= THE DATA =
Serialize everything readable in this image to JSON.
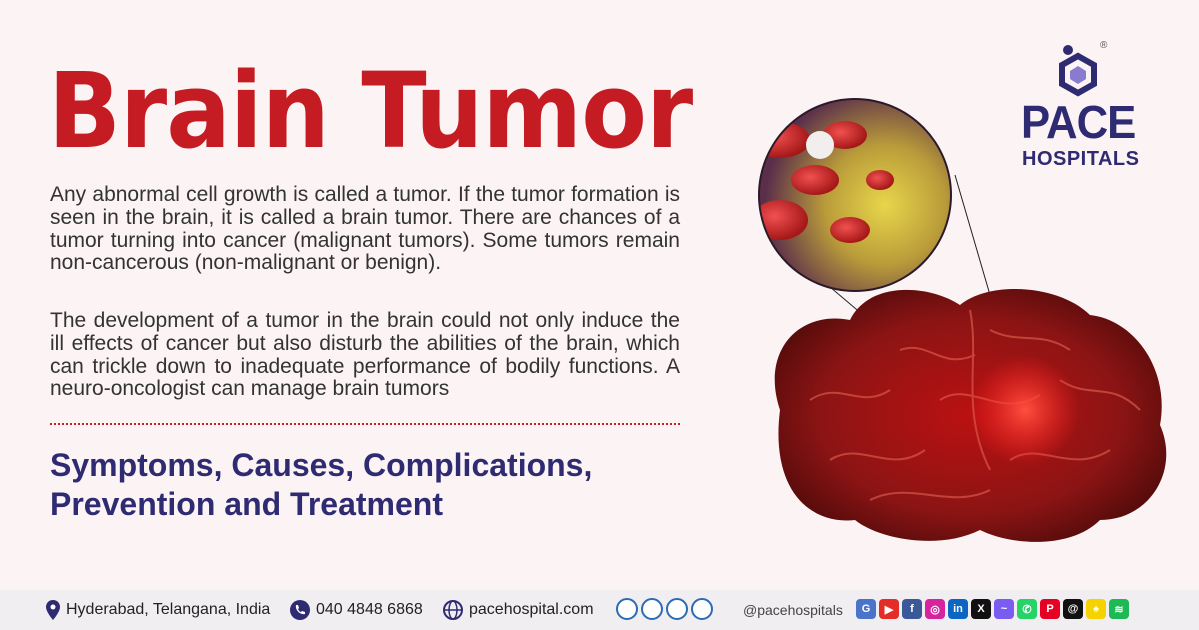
{
  "header": {
    "title": "Brain Tumor"
  },
  "content": {
    "para1": "Any abnormal cell growth is called a tumor. If the tumor formation is seen in the brain, it is called a brain tumor. There are chances of a tumor turning into cancer (malignant tumors). Some tumors remain non-cancerous (non-malignant or benign).",
    "para2": "The development of a tumor in the brain could not only induce the ill effects of cancer but also disturb the abilities of the brain, which can trickle down to inadequate performance of bodily functions. A neuro-oncologist can manage brain tumors",
    "subtitle_line1": "Symptoms, Causes, Complications,",
    "subtitle_line2": "Prevention and Treatment"
  },
  "logo": {
    "name": "PACE",
    "sub": "HOSPITALS",
    "reg": "®"
  },
  "footer": {
    "location": "Hyderabad, Telangana, India",
    "phone": "040 4848 6868",
    "website": "pacehospital.com",
    "handle": "@pacehospitals"
  },
  "colors": {
    "title": "#c41c22",
    "brand": "#2f2b72",
    "background": "#fbf3f4"
  },
  "socials": [
    {
      "name": "google-business-icon",
      "color": "#4a73c9",
      "glyph": "G"
    },
    {
      "name": "youtube-icon",
      "color": "#e52d27",
      "glyph": "▶"
    },
    {
      "name": "facebook-icon",
      "color": "#3b5998",
      "glyph": "f"
    },
    {
      "name": "instagram-icon",
      "color": "#d6249f",
      "glyph": "◎"
    },
    {
      "name": "linkedin-icon",
      "color": "#0a66c2",
      "glyph": "in"
    },
    {
      "name": "x-icon",
      "color": "#111111",
      "glyph": "X"
    },
    {
      "name": "messenger-icon",
      "color": "#7b5cf0",
      "glyph": "~"
    },
    {
      "name": "whatsapp-icon",
      "color": "#25d366",
      "glyph": "✆"
    },
    {
      "name": "pinterest-icon",
      "color": "#e60023",
      "glyph": "P"
    },
    {
      "name": "threads-icon",
      "color": "#111111",
      "glyph": "@"
    },
    {
      "name": "snapchat-icon",
      "color": "#f5d300",
      "glyph": "♠"
    },
    {
      "name": "spotify-icon",
      "color": "#1db954",
      "glyph": "≋"
    }
  ]
}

= ACTIVITY =
All entries above are to be reproduced exactly, with no pictures.

= ANSWER SPACE =
Serialize everything readable in this image to JSON.
{
  "header": {
    "title": "Brain Tumor"
  },
  "content": {
    "para1": "Any abnormal cell growth is called a tumor. If the tumor formation is seen in the brain, it is called a brain tumor. There are chances of a tumor turning into cancer (malignant tumors). Some tumors remain non-cancerous (non-malignant or benign).",
    "para2": "The development of a tumor in the brain could not only induce the ill effects of cancer but also disturb the abilities of the brain, which can trickle down to inadequate performance of bodily functions. A neuro-oncologist can manage brain tumors",
    "subtitle_line1": "Symptoms, Causes, Complications,",
    "subtitle_line2": "Prevention and Treatment"
  },
  "logo": {
    "name": "PACE",
    "sub": "HOSPITALS",
    "reg": "®"
  },
  "footer": {
    "location": "Hyderabad, Telangana, India",
    "phone": "040 4848 6868",
    "website": "pacehospital.com",
    "handle": "@pacehospitals"
  },
  "colors": {
    "title": "#c41c22",
    "brand": "#2f2b72",
    "background": "#fbf3f4"
  },
  "socials": [
    {
      "name": "google-business-icon",
      "color": "#4a73c9",
      "glyph": "G"
    },
    {
      "name": "youtube-icon",
      "color": "#e52d27",
      "glyph": "▶"
    },
    {
      "name": "facebook-icon",
      "color": "#3b5998",
      "glyph": "f"
    },
    {
      "name": "instagram-icon",
      "color": "#d6249f",
      "glyph": "◎"
    },
    {
      "name": "linkedin-icon",
      "color": "#0a66c2",
      "glyph": "in"
    },
    {
      "name": "x-icon",
      "color": "#111111",
      "glyph": "X"
    },
    {
      "name": "messenger-icon",
      "color": "#7b5cf0",
      "glyph": "~"
    },
    {
      "name": "whatsapp-icon",
      "color": "#25d366",
      "glyph": "✆"
    },
    {
      "name": "pinterest-icon",
      "color": "#e60023",
      "glyph": "P"
    },
    {
      "name": "threads-icon",
      "color": "#111111",
      "glyph": "@"
    },
    {
      "name": "snapchat-icon",
      "color": "#f5d300",
      "glyph": "♠"
    },
    {
      "name": "spotify-icon",
      "color": "#1db954",
      "glyph": "≋"
    }
  ]
}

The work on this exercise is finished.